All lines in which the word "hsqldb" occurs are to be extracted.

start Supplied records

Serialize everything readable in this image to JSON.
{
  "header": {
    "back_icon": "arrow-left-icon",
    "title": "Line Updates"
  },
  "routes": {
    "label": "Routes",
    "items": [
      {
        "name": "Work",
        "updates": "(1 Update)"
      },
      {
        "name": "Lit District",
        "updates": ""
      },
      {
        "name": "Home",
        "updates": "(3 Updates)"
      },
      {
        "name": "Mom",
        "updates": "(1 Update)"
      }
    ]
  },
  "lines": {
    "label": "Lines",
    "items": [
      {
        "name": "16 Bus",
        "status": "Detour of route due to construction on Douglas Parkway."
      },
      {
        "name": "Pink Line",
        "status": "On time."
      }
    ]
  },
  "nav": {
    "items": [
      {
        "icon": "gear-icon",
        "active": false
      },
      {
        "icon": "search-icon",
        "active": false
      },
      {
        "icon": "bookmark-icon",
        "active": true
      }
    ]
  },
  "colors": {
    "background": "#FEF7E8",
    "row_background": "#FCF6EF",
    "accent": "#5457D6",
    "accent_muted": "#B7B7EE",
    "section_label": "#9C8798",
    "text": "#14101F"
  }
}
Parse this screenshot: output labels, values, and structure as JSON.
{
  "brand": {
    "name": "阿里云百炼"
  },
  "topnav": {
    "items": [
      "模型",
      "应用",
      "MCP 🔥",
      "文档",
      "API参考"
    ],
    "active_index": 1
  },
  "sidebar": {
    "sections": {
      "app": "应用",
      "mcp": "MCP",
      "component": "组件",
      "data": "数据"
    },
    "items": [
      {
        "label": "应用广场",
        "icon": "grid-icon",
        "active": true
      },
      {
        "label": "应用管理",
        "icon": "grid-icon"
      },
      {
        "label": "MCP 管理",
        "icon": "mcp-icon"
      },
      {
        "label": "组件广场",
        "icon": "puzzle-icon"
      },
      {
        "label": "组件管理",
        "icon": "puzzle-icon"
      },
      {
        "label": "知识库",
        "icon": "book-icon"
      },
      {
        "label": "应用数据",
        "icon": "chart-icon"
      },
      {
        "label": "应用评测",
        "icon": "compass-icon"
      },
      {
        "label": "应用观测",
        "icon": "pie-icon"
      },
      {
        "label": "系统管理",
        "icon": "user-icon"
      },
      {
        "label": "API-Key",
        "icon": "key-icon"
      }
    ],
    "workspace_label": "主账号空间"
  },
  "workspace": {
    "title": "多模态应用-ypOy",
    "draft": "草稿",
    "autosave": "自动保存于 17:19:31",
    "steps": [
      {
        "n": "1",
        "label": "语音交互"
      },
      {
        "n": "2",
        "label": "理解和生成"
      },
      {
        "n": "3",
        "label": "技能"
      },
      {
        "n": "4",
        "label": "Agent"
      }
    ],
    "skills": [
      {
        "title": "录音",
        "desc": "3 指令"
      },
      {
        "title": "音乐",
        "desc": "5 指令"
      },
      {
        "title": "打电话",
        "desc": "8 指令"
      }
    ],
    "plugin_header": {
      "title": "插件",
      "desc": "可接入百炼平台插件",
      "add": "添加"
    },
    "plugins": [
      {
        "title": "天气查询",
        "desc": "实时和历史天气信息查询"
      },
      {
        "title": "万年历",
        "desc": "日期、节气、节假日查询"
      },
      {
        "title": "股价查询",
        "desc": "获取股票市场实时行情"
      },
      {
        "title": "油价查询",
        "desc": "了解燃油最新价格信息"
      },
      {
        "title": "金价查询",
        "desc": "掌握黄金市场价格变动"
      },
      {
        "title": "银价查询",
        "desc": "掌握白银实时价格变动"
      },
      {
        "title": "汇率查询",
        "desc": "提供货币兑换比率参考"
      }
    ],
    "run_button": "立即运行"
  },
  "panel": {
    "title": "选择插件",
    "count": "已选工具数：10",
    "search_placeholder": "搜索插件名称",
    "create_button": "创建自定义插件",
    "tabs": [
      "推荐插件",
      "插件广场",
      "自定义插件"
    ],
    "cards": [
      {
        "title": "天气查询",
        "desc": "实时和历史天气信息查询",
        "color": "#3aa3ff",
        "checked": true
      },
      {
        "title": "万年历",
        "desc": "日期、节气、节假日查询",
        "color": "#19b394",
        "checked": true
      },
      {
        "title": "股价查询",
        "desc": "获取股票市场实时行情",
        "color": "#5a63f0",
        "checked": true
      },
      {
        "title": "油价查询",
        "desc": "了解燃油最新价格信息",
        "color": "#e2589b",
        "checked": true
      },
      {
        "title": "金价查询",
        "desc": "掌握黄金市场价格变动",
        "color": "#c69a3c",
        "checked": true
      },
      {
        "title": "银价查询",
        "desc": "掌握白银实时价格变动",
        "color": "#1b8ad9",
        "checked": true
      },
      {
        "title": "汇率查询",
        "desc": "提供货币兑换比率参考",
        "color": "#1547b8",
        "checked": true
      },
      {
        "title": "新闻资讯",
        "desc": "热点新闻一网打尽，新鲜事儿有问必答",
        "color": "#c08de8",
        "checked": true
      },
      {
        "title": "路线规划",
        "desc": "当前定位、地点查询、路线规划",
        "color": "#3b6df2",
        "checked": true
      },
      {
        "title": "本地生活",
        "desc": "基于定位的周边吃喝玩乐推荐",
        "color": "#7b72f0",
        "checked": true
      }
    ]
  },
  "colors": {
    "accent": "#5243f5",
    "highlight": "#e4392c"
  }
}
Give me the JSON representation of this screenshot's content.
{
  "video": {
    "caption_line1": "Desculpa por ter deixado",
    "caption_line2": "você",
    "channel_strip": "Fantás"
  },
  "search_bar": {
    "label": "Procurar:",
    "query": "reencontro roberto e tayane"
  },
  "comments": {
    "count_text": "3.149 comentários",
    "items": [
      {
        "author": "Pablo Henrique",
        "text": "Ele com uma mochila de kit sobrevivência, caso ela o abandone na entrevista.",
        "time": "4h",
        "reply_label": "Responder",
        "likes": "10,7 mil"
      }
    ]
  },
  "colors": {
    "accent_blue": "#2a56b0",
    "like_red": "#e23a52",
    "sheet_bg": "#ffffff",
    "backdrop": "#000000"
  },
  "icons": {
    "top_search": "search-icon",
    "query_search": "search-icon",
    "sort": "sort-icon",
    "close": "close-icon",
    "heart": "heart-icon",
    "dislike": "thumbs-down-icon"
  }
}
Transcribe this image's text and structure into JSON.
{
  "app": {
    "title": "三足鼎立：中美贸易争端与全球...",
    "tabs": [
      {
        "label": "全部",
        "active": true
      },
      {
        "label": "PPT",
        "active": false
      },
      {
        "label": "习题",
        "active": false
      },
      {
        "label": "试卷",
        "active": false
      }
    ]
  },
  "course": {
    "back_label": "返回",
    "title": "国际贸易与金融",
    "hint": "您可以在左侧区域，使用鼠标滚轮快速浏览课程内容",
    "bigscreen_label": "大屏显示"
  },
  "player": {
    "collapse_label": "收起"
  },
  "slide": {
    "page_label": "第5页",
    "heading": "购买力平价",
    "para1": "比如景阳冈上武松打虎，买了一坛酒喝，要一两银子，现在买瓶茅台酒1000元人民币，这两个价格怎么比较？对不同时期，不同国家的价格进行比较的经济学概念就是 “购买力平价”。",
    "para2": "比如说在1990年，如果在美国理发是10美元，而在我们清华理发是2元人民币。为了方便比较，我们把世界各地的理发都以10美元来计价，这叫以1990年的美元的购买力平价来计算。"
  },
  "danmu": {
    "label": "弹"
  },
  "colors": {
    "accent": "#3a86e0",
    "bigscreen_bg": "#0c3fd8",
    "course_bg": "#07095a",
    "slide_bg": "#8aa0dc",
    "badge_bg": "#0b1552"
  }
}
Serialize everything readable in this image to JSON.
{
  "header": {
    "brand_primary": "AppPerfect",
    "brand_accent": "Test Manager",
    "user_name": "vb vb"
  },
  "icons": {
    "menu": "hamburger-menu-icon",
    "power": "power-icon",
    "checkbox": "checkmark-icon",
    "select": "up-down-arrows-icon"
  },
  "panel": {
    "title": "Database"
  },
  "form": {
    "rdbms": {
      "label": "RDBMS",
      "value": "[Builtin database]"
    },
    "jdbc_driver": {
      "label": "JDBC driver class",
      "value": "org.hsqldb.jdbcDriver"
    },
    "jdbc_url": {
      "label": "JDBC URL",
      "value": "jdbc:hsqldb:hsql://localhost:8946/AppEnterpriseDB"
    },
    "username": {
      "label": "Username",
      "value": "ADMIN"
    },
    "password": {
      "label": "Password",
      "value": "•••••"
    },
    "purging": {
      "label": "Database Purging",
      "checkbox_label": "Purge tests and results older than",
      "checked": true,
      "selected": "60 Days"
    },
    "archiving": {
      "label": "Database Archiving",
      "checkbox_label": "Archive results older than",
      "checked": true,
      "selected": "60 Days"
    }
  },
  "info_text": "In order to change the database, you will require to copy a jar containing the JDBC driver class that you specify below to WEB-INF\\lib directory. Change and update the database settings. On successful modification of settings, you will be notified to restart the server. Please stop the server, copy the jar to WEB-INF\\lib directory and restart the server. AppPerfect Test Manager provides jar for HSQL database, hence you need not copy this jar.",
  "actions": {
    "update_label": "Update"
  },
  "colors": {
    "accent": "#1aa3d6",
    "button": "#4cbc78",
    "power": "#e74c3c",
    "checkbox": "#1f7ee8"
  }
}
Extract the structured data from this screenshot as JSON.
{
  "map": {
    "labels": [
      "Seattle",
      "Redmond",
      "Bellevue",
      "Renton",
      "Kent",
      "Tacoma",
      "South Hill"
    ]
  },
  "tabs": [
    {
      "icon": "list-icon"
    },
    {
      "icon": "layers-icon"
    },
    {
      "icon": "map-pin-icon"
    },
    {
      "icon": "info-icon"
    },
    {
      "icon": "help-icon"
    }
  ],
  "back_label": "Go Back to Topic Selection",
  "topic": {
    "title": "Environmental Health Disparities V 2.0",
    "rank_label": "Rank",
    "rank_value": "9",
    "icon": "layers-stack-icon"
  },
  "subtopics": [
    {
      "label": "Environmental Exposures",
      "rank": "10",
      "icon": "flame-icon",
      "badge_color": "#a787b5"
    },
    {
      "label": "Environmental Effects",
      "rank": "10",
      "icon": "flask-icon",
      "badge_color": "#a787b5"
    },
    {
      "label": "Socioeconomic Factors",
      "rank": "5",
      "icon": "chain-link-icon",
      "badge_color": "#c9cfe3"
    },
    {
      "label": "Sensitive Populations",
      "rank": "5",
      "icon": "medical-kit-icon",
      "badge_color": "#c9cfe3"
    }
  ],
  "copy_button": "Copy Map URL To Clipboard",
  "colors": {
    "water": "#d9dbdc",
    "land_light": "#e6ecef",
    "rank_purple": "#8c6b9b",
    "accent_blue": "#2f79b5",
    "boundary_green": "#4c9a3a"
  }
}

end Supplied records

** Complete response **
      "value": "org.hsqldb.jdbcDriver"
      "value": "jdbc:hsqldb:hsql://localhost:8946/AppEnterpriseDB"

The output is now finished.